• Given task: The records below are to be repeated in full, exactly as they are.

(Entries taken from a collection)

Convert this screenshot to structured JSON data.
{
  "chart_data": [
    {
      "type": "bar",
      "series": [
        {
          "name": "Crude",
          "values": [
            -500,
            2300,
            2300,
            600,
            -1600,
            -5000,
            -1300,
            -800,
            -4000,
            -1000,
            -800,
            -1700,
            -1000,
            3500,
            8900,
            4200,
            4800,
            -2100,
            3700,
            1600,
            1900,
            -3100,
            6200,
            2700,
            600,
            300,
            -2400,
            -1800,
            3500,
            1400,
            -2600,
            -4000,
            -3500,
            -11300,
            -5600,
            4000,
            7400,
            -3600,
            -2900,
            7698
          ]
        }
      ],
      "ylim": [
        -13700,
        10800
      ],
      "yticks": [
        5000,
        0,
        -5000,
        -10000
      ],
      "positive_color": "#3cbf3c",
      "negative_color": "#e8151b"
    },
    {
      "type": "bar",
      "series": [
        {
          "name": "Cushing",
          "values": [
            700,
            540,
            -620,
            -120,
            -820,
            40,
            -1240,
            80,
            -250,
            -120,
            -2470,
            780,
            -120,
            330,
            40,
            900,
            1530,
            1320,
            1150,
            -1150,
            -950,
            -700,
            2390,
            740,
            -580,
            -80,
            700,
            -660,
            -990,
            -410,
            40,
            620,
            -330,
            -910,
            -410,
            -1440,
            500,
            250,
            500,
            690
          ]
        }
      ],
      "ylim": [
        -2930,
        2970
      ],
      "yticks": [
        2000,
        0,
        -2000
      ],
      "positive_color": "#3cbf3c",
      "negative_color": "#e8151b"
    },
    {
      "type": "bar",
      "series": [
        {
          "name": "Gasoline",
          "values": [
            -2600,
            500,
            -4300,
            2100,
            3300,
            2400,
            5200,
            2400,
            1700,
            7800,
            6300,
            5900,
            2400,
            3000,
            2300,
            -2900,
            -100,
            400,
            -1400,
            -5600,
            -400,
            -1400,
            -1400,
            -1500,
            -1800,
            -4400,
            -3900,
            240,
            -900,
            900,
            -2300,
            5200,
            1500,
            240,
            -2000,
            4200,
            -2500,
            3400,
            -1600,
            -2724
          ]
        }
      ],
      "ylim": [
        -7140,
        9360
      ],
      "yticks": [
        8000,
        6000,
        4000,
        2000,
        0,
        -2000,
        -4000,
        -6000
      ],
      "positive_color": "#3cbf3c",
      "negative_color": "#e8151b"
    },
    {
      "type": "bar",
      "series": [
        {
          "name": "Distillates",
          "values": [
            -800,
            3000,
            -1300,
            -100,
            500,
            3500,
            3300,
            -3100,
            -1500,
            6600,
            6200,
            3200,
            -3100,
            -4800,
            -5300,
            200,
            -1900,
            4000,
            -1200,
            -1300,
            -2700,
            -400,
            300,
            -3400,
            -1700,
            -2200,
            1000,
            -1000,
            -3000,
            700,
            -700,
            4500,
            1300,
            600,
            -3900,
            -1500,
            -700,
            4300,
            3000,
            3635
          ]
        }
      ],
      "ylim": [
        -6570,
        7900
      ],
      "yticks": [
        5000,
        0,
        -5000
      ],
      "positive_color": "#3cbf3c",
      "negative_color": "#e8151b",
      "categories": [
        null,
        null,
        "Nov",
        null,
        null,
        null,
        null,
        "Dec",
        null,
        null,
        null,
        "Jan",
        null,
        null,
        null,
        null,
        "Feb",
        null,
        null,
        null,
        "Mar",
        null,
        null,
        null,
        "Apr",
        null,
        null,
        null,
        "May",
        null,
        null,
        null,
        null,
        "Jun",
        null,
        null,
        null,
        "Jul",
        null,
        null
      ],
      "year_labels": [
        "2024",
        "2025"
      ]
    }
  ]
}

• Output:
Convert this screenshot to structured JSON data.
{
  "chart_data": [
    {
      "type": "bar",
      "series": [
        {
          "name": "Crude",
          "values": [
            -500,
            2300,
            2300,
            600,
            -1600,
            -5000,
            -1300,
            -800,
            -4000,
            -1000,
            -800,
            -1700,
            -1000,
            3500,
            8900,
            4200,
            4800,
            -2100,
            3700,
            1600,
            1900,
            -3100,
            6200,
            2700,
            600,
            300,
            -2400,
            -1800,
            3500,
            1400,
            -2600,
            -4000,
            -3500,
            -11300,
            -5600,
            4000,
            7400,
            -3600,
            -2900,
            7698
          ]
        }
      ],
      "ylim": [
        -13700,
        10800
      ],
      "yticks": [
        5000,
        0,
        -5000,
        -10000
      ],
      "positive_color": "#3cbf3c",
      "negative_color": "#e8151b"
    },
    {
      "type": "bar",
      "series": [
        {
          "name": "Cushing",
          "values": [
            700,
            540,
            -620,
            -120,
            -820,
            40,
            -1240,
            80,
            -250,
            -120,
            -2470,
            780,
            -120,
            330,
            40,
            900,
            1530,
            1320,
            1150,
            -1150,
            -950,
            -700,
            2390,
            740,
            -580,
            -80,
            700,
            -660,
            -990,
            -410,
            40,
            620,
            -330,
            -910,
            -410,
            -1440,
            500,
            250,
            500,
            690
          ]
        }
      ],
      "ylim": [
        -2930,
        2970
      ],
      "yticks": [
        2000,
        0,
        -2000
      ],
      "positive_color": "#3cbf3c",
      "negative_color": "#e8151b"
    },
    {
      "type": "bar",
      "series": [
        {
          "name": "Gasoline",
          "values": [
            -2600,
            500,
            -4300,
            2100,
            3300,
            2400,
            5200,
            2400,
            1700,
            7800,
            6300,
            5900,
            2400,
            3000,
            2300,
            -2900,
            -100,
            400,
            -1400,
            -5600,
            -400,
            -1400,
            -1400,
            -1500,
            -1800,
            -4400,
            -3900,
            240,
            -900,
            900,
            -2300,
            5200,
            1500,
            240,
            -2000,
            4200,
            -2500,
            3400,
            -1600,
            -2724
          ]
        }
      ],
      "ylim": [
        -7140,
        9360
      ],
      "yticks": [
        8000,
        6000,
        4000,
        2000,
        0,
        -2000,
        -4000,
        -6000
      ],
      "positive_color": "#3cbf3c",
      "negative_color": "#e8151b"
    },
    {
      "type": "bar",
      "series": [
        {
          "name": "Distillates",
          "values": [
            -800,
            3000,
            -1300,
            -100,
            500,
            3500,
            3300,
            -3100,
            -1500,
            6600,
            6200,
            3200,
            -3100,
            -4800,
            -5300,
            200,
            -1900,
            4000,
            -1200,
            -1300,
            -2700,
            -400,
            300,
            -3400,
            -1700,
            -2200,
            1000,
            -1000,
            -3000,
            700,
            -700,
            4500,
            1300,
            600,
            -3900,
            -1500,
            -700,
            4300,
            3000,
            3635
          ]
        }
      ],
      "ylim": [
        -6570,
        7900
      ],
      "yticks": [
        5000,
        0,
        -5000
      ],
      "positive_color": "#3cbf3c",
      "negative_color": "#e8151b",
      "categories": [
        null,
        null,
        "Nov",
        null,
        null,
        null,
        null,
        "Dec",
        null,
        null,
        null,
        "Jan",
        null,
        null,
        null,
        null,
        "Feb",
        null,
        null,
        null,
        "Mar",
        null,
        null,
        null,
        "Apr",
        null,
        null,
        null,
        "May",
        null,
        null,
        null,
        null,
        "Jun",
        null,
        null,
        null,
        "Jul",
        null,
        null
      ],
      "year_labels": [
        "2024",
        "2025"
      ]
    }
  ]
}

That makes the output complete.